**GIVEN EXERCISE:** Repeat the listing in full, preserving every character.

**ROWS:**
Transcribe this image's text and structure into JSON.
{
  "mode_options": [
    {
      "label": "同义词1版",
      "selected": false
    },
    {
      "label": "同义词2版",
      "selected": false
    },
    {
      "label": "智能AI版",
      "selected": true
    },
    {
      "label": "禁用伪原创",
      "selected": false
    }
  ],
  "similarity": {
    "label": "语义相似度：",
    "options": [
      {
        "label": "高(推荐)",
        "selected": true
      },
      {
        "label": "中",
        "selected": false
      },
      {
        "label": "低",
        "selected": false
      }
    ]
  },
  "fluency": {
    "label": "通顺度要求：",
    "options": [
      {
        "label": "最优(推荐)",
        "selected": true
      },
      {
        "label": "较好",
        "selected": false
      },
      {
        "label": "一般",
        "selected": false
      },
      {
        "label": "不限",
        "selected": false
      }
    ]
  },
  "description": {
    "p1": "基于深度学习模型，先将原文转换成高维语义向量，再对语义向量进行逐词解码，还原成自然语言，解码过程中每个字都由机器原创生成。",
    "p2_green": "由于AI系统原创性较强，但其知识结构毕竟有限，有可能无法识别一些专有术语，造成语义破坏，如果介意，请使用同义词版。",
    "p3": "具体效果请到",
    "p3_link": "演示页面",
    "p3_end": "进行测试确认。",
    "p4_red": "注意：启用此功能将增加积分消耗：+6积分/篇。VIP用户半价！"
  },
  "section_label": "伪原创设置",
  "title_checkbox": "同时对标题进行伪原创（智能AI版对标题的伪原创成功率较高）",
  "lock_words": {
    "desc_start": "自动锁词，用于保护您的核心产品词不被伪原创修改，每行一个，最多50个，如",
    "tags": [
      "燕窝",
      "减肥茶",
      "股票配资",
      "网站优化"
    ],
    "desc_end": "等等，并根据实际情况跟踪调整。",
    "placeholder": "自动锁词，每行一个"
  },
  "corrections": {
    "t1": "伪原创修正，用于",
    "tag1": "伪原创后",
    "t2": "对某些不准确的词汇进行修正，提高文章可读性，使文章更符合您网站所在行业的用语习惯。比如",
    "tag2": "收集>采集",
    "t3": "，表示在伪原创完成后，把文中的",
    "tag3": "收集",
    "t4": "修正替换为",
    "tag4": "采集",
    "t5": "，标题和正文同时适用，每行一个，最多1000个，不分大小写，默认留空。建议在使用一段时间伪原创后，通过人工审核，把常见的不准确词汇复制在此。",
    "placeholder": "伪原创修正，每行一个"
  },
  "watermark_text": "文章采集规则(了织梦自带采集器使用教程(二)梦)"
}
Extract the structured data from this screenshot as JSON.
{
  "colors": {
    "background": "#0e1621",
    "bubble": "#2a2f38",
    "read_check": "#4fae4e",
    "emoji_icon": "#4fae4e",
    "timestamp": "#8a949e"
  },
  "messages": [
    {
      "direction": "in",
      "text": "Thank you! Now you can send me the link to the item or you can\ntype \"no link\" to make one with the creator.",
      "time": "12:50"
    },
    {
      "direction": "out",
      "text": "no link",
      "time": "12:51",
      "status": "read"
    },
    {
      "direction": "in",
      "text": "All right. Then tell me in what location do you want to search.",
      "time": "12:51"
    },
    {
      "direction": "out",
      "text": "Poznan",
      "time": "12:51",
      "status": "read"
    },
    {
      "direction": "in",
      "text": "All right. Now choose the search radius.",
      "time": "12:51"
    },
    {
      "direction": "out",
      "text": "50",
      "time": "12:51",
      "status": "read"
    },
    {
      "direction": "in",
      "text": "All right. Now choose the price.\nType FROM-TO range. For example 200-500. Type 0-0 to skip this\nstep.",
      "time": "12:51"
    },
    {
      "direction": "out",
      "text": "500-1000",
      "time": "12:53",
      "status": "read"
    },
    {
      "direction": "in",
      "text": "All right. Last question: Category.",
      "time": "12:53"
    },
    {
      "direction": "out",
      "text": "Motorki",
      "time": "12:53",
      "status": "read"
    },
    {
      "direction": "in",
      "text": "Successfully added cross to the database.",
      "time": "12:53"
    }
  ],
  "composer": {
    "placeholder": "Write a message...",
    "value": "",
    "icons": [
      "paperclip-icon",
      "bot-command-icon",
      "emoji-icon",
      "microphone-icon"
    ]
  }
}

**RESPONSE TO THIS EXERCISE:**
Transcribe this image's text and structure into JSON.
{
  "mode_options": [
    {
      "label": "同义词1版",
      "selected": false
    },
    {
      "label": "同义词2版",
      "selected": false
    },
    {
      "label": "智能AI版",
      "selected": true
    },
    {
      "label": "禁用伪原创",
      "selected": false
    }
  ],
  "similarity": {
    "label": "语义相似度：",
    "options": [
      {
        "label": "高(推荐)",
        "selected": true
      },
      {
        "label": "中",
        "selected": false
      },
      {
        "label": "低",
        "selected": false
      }
    ]
  },
  "fluency": {
    "label": "通顺度要求：",
    "options": [
      {
        "label": "最优(推荐)",
        "selected": true
      },
      {
        "label": "较好",
        "selected": false
      },
      {
        "label": "一般",
        "selected": false
      },
      {
        "label": "不限",
        "selected": false
      }
    ]
  },
  "description": {
    "p1": "基于深度学习模型，先将原文转换成高维语义向量，再对语义向量进行逐词解码，还原成自然语言，解码过程中每个字都由机器原创生成。",
    "p2_green": "由于AI系统原创性较强，但其知识结构毕竟有限，有可能无法识别一些专有术语，造成语义破坏，如果介意，请使用同义词版。",
    "p3": "具体效果请到",
    "p3_link": "演示页面",
    "p3_end": "进行测试确认。",
    "p4_red": "注意：启用此功能将增加积分消耗：+6积分/篇。VIP用户半价！"
  },
  "section_label": "伪原创设置",
  "title_checkbox": "同时对标题进行伪原创（智能AI版对标题的伪原创成功率较高）",
  "lock_words": {
    "desc_start": "自动锁词，用于保护您的核心产品词不被伪原创修改，每行一个，最多50个，如",
    "tags": [
      "燕窝",
      "减肥茶",
      "股票配资",
      "网站优化"
    ],
    "desc_end": "等等，并根据实际情况跟踪调整。",
    "placeholder": "自动锁词，每行一个"
  },
  "corrections": {
    "t1": "伪原创修正，用于",
    "tag1": "伪原创后",
    "t2": "对某些不准确的词汇进行修正，提高文章可读性，使文章更符合您网站所在行业的用语习惯。比如",
    "tag2": "收集>采集",
    "t3": "，表示在伪原创完成后，把文中的",
    "tag3": "收集",
    "t4": "修正替换为",
    "tag4": "采集",
    "t5": "，标题和正文同时适用，每行一个，最多1000个，不分大小写，默认留空。建议在使用一段时间伪原创后，通过人工审核，把常见的不准确词汇复制在此。",
    "placeholder": "伪原创修正，每行一个"
  },
  "watermark_text": "文章采集规则(了织梦自带采集器使用教程(二)梦)"
}
Extract the structured data from this screenshot as JSON.
{
  "colors": {
    "background": "#0e1621",
    "bubble": "#2a2f38",
    "read_check": "#4fae4e",
    "emoji_icon": "#4fae4e",
    "timestamp": "#8a949e"
  },
  "messages": [
    {
      "direction": "in",
      "text": "Thank you! Now you can send me the link to the item or you can\ntype \"no link\" to make one with the creator.",
      "time": "12:50"
    },
    {
      "direction": "out",
      "text": "no link",
      "time": "12:51",
      "status": "read"
    },
    {
      "direction": "in",
      "text": "All right. Then tell me in what location do you want to search.",
      "time": "12:51"
    },
    {
      "direction": "out",
      "text": "Poznan",
      "time": "12:51",
      "status": "read"
    },
    {
      "direction": "in",
      "text": "All right. Now choose the search radius.",
      "time": "12:51"
    },
    {
      "direction": "out",
      "text": "50",
      "time": "12:51",
      "status": "read"
    },
    {
      "direction": "in",
      "text": "All right. Now choose the price.\nType FROM-TO range. For example 200-500. Type 0-0 to skip this\nstep.",
      "time": "12:51"
    },
    {
      "direction": "out",
      "text": "500-1000",
      "time": "12:53",
      "status": "read"
    },
    {
      "direction": "in",
      "text": "All right. Last question: Category.",
      "time": "12:53"
    },
    {
      "direction": "out",
      "text": "Motorki",
      "time": "12:53",
      "status": "read"
    },
    {
      "direction": "in",
      "text": "Successfully added cross to the database.",
      "time": "12:53"
    }
  ],
  "composer": {
    "placeholder": "Write a message...",
    "value": "",
    "icons": [
      "paperclip-icon",
      "bot-command-icon",
      "emoji-icon",
      "microphone-icon"
    ]
  }
}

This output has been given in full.